**STATED TASK:** Gather, from the listing beneath this task, every line holding the string "JSON".

**AVAILABLE RECORDS:**
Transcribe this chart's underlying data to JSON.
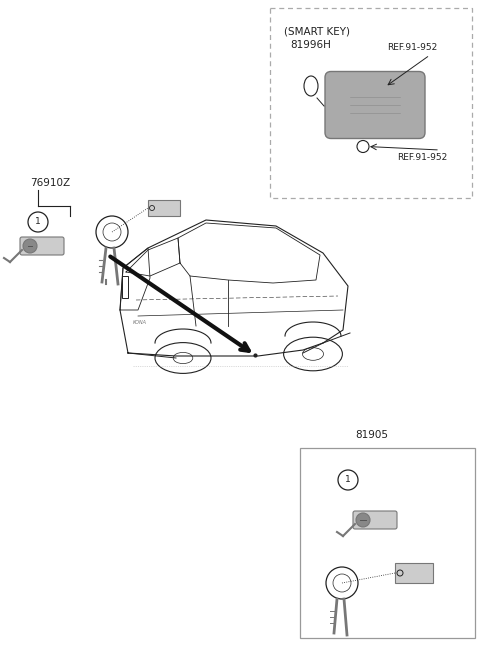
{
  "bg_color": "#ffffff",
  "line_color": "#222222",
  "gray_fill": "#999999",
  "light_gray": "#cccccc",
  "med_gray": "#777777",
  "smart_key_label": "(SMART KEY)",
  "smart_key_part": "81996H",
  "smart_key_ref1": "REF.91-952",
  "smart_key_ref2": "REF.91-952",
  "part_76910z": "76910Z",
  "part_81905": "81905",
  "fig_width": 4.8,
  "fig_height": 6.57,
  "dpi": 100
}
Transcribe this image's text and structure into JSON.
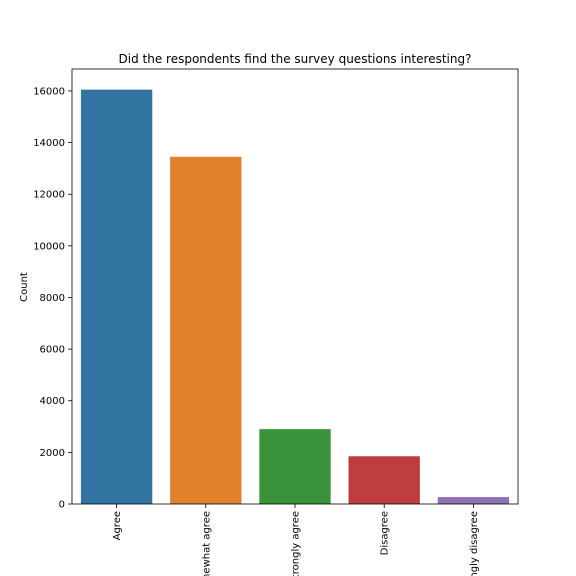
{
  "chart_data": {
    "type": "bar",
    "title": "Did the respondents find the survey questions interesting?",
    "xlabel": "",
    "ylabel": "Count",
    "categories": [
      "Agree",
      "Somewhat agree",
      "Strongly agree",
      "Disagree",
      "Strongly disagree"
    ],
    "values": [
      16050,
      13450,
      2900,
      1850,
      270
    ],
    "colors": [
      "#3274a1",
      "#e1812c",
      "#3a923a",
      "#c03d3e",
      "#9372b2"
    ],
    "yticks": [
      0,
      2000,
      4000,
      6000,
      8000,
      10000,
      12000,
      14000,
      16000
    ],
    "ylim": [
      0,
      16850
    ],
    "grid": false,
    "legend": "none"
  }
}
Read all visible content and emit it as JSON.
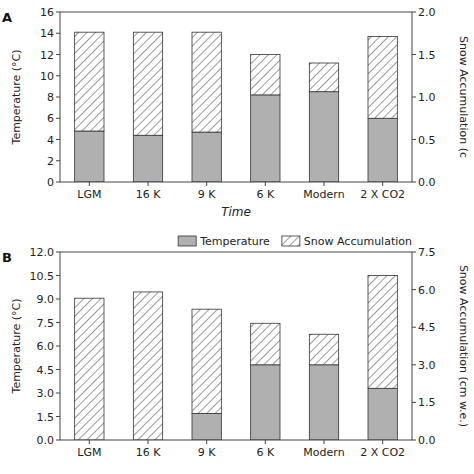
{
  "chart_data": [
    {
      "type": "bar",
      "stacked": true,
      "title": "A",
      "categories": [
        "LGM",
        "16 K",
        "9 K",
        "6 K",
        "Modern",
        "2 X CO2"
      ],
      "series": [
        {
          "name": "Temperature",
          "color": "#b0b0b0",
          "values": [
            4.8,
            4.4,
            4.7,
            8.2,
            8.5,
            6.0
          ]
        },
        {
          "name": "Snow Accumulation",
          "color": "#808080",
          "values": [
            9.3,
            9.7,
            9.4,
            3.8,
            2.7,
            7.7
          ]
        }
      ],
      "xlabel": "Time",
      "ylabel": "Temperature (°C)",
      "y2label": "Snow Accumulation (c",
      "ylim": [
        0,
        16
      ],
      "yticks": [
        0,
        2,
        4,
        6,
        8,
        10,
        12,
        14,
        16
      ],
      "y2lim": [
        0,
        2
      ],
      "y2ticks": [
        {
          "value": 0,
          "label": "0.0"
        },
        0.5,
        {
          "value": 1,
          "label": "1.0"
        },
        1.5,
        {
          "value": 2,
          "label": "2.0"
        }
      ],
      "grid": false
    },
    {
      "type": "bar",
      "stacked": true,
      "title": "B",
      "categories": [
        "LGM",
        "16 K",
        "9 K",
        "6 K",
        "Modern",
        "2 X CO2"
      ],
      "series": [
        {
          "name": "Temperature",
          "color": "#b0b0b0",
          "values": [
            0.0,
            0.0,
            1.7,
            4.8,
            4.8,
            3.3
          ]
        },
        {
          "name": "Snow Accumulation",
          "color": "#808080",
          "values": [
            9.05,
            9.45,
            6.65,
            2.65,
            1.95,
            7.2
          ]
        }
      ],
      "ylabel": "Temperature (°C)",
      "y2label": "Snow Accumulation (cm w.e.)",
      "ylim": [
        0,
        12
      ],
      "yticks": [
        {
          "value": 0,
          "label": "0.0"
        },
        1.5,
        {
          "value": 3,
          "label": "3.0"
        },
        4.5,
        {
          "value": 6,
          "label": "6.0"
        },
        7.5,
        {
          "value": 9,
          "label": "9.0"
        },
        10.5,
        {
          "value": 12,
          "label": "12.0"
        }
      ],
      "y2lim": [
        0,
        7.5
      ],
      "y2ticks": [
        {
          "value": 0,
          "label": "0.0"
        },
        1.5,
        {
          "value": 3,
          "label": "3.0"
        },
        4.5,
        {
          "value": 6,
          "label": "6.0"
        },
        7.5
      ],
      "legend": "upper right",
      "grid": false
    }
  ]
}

**FULL OUTPUT:**
Transcribe this chart's underlying data to JSON.
Transcribe this image's text and structure into JSON.
Read all visible content and emit it as JSON.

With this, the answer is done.